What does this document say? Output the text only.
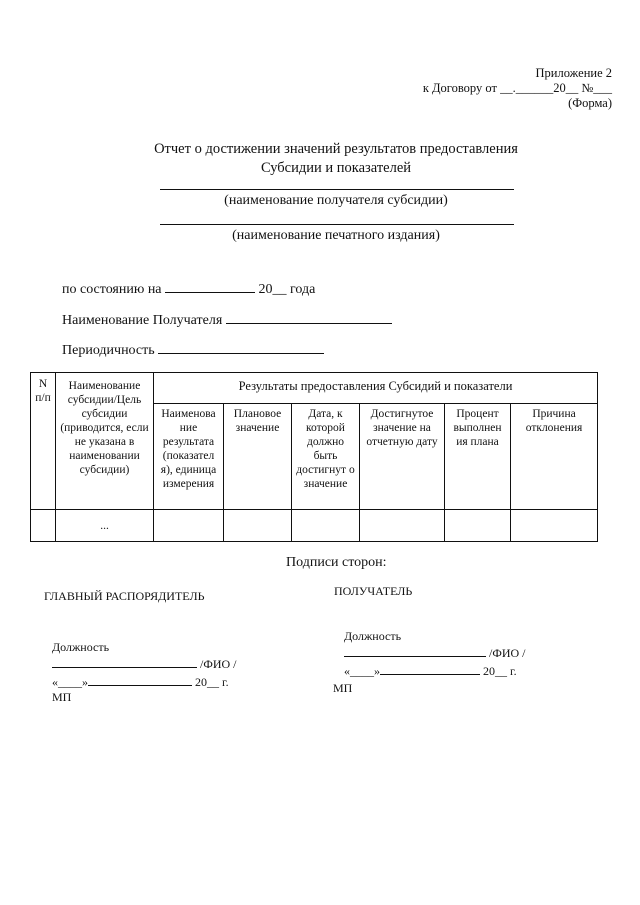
Приложение 2
к Договору от __.______20__ №___
(Форма)
Отчет о достижении значений результатов предоставления
Субсидии и показателей
(наименование получателя субсидии)
(наименование печатного издания)
по состоянию на	20__ года
Наименование Получателя
Периодичность
N п/п	Наименование субсидии/Цель субсидии (приводится, если не указана в наименовании субсидии)	Результаты предоставления Субсидий и показатели					
		Наименова ние результата (показател я), единица измерения	Плановое значение	Дата, к которой должно быть достигнут о значение	Достигнутое значение на отчетную дату	Процент выполнен ия плана	Причина отклонения
	...						
Подписи сторон:
ГЛАВНЫЙ РАСПОРЯДИТЕЛЬ
Должность
/ФИО /
«____»	20__ г.
МП
ПОЛУЧАТЕЛЬ
Должность
/ФИО /
«____»	20__ г.
МП
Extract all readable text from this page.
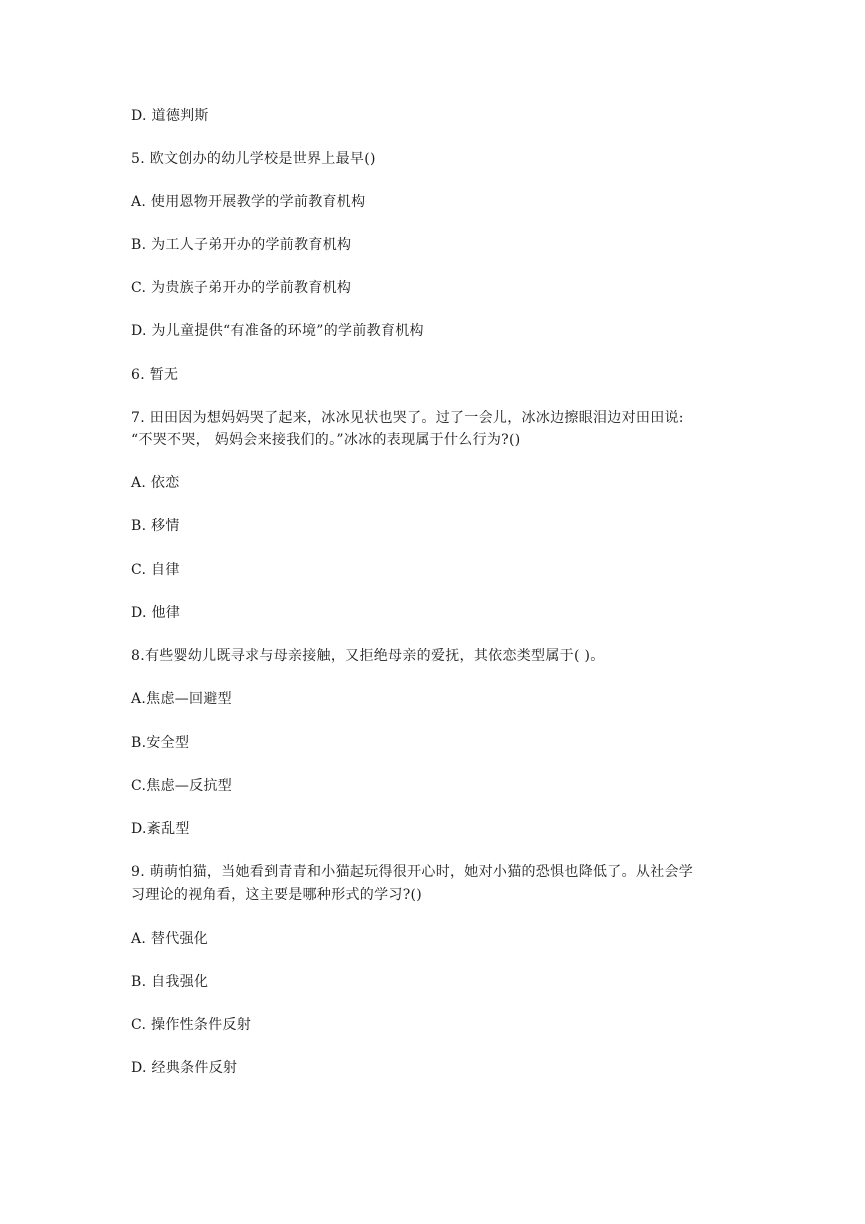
D. 道德判斯
5. 欧文创办的幼儿学校是世界上最早()
A. 使用恩物开展教学的学前教育机构
B. 为工人子弟开办的学前教育机构
C. 为贵族子弟开办的学前教育机构
D. 为儿童提供“有准备的环境”的学前教育机构
6. 暂无
7. 田田因为想妈妈哭了起来，冰冰见状也哭了。过了一会儿，冰冰边擦眼泪边对田田说:
“不哭不哭， 妈妈会来接我们的。”冰冰的表现属于什么行为?()
A. 依恋
B. 移情
C. 自律
D. 他律
8.有些婴幼儿既寻求与母亲接触，又拒绝母亲的爱抚，其依恋类型属于( )。
A.焦虑—回避型
B.安全型
C.焦虑—反抗型
D.紊乱型
9. 萌萌怕猫，当她看到青青和小猫起玩得很开心时，她对小猫的恐惧也降低了。从社会学
习理论的视角看，这主要是哪种形式的学习?()
A. 替代强化
B. 自我强化
C. 操作性条件反射
D. 经典条件反射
........
### Exercise brief
Reproduce every line of the material precisely, omitting its pictures.

### Correct output
What does this document say? Output the text only.
Приложение 2
к Договору от __.______20__ №___
(Форма)
Отчет о достижении значений результатов предоставления
Субсидии и показателей
(наименование получателя субсидии)
(наименование печатного издания)
по состоянию на	20__ года
Наименование Получателя
Периодичность
N п/п	Наименование субсидии/Цель субсидии (приводится, если не указана в наименовании субсидии)	Результаты предоставления Субсидий и показатели					
		Наименова ние результата (показател я), единица измерения	Плановое значение	Дата, к которой должно быть достигнут о значение	Достигнутое значение на отчетную дату	Процент выполнен ия плана	Причина отклонения
	...						
Подписи сторон:
ГЛАВНЫЙ РАСПОРЯДИТЕЛЬ
Должность
/ФИО /
«____»	20__ г.
МП
ПОЛУЧАТЕЛЬ
Должность
/ФИО /
«____»	20__ г.
МП
Extract all readable text from this page.
D. 道德判斯
5. 欧文创办的幼儿学校是世界上最早()
A. 使用恩物开展教学的学前教育机构
B. 为工人子弟开办的学前教育机构
C. 为贵族子弟开办的学前教育机构
D. 为儿童提供“有准备的环境”的学前教育机构
6. 暂无
7. 田田因为想妈妈哭了起来，冰冰见状也哭了。过了一会儿，冰冰边擦眼泪边对田田说:
“不哭不哭， 妈妈会来接我们的。”冰冰的表现属于什么行为?()
A. 依恋
B. 移情
C. 自律
D. 他律
8.有些婴幼儿既寻求与母亲接触，又拒绝母亲的爱抚，其依恋类型属于( )。
A.焦虑—回避型
B.安全型
C.焦虑—反抗型
D.紊乱型
9. 萌萌怕猫，当她看到青青和小猫起玩得很开心时，她对小猫的恐惧也降低了。从社会学
习理论的视角看，这主要是哪种形式的学习?()
A. 替代强化
B. 自我强化
C. 操作性条件反射
D. 经典条件反射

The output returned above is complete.